##### STORED ROWS

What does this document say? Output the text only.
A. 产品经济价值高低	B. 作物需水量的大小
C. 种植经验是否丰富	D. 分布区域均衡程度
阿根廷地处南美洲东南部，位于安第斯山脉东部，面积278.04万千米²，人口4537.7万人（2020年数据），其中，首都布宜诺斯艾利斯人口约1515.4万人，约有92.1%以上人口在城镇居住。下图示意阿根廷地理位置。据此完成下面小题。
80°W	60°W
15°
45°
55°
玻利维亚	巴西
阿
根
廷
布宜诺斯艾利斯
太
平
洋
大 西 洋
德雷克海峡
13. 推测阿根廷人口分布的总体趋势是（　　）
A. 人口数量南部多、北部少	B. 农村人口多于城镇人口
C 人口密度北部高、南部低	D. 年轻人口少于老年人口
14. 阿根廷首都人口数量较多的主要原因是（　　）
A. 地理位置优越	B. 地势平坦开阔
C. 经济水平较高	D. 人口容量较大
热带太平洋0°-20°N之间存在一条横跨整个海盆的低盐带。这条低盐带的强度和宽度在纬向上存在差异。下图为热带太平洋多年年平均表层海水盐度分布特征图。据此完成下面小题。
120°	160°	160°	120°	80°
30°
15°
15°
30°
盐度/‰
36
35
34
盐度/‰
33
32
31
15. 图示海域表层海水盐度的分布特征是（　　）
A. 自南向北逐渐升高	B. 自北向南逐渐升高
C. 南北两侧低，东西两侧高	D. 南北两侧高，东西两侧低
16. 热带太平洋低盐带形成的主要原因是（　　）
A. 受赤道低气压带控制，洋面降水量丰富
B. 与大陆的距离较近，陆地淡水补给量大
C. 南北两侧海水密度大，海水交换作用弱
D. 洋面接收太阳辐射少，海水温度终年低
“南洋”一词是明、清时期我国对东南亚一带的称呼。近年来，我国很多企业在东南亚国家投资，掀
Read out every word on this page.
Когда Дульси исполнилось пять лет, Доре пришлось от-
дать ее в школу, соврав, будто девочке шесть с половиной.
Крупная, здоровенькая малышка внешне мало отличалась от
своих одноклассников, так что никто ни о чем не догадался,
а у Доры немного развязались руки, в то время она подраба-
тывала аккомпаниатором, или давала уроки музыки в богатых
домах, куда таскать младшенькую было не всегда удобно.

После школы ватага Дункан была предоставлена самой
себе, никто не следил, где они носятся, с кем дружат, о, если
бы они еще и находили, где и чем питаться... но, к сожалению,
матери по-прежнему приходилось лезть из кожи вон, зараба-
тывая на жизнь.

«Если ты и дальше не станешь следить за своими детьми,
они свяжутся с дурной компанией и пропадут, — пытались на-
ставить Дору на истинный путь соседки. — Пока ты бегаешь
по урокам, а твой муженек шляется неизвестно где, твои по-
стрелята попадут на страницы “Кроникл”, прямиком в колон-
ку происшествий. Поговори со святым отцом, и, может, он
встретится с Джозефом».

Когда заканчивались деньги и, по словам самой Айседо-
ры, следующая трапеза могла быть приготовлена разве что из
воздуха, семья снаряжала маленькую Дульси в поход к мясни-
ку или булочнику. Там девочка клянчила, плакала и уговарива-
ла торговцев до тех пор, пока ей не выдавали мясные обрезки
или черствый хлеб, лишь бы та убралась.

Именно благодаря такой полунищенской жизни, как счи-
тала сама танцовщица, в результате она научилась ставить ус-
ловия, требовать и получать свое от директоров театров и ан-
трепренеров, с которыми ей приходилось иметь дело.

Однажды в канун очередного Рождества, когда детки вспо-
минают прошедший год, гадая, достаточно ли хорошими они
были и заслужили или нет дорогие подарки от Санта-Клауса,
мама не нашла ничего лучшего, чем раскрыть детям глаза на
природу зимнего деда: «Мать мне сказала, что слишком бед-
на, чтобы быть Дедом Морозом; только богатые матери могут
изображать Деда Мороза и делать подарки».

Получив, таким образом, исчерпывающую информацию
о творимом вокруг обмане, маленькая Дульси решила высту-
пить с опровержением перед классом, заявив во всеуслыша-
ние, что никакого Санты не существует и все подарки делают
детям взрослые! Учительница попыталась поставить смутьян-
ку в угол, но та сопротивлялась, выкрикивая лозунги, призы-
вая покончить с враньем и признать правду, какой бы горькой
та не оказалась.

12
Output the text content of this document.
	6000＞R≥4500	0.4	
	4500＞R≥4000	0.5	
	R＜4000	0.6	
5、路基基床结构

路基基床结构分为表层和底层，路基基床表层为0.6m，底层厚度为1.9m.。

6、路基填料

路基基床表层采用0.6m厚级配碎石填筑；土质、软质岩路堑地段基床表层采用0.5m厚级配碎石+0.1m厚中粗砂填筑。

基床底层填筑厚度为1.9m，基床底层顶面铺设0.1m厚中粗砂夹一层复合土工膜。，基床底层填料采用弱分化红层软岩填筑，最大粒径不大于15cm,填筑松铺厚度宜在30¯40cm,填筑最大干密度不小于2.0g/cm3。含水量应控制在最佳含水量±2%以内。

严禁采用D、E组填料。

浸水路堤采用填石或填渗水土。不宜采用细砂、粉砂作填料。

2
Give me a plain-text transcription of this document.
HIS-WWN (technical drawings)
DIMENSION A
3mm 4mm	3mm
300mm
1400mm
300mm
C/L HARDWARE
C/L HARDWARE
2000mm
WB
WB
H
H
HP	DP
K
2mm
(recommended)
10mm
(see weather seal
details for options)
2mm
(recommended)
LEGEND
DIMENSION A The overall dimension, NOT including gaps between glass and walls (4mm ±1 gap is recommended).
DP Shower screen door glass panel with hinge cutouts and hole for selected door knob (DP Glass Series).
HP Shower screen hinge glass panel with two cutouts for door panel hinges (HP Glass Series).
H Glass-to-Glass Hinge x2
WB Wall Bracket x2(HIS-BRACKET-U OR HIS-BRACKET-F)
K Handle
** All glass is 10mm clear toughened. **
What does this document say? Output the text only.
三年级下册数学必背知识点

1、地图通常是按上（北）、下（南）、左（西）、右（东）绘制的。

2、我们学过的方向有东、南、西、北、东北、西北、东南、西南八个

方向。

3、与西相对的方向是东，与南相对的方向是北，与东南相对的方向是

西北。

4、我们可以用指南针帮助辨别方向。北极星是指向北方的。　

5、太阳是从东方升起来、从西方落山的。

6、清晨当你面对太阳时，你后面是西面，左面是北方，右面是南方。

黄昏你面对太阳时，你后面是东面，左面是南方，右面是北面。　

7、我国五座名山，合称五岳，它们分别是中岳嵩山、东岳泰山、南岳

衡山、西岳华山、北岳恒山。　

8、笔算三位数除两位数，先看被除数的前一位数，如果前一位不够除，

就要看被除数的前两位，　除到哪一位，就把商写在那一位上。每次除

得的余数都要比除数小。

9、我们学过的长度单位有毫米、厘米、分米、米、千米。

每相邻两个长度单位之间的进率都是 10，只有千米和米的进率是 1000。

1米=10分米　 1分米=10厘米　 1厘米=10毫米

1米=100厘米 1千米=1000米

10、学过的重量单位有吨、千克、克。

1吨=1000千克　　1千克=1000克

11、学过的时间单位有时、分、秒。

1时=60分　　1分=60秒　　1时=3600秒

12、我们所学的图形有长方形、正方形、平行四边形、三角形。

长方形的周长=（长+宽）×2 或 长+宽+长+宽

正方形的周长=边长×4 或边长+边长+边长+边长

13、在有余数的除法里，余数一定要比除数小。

##########

REQUIRED TASK: Show each line in the entries that holds the string "быть".

OUTPUT OF THE TASK:
ры, следующая трапеза могла быть приготовлена разве что из
на, чтобы быть Дедом Морозом; только богатые матери могут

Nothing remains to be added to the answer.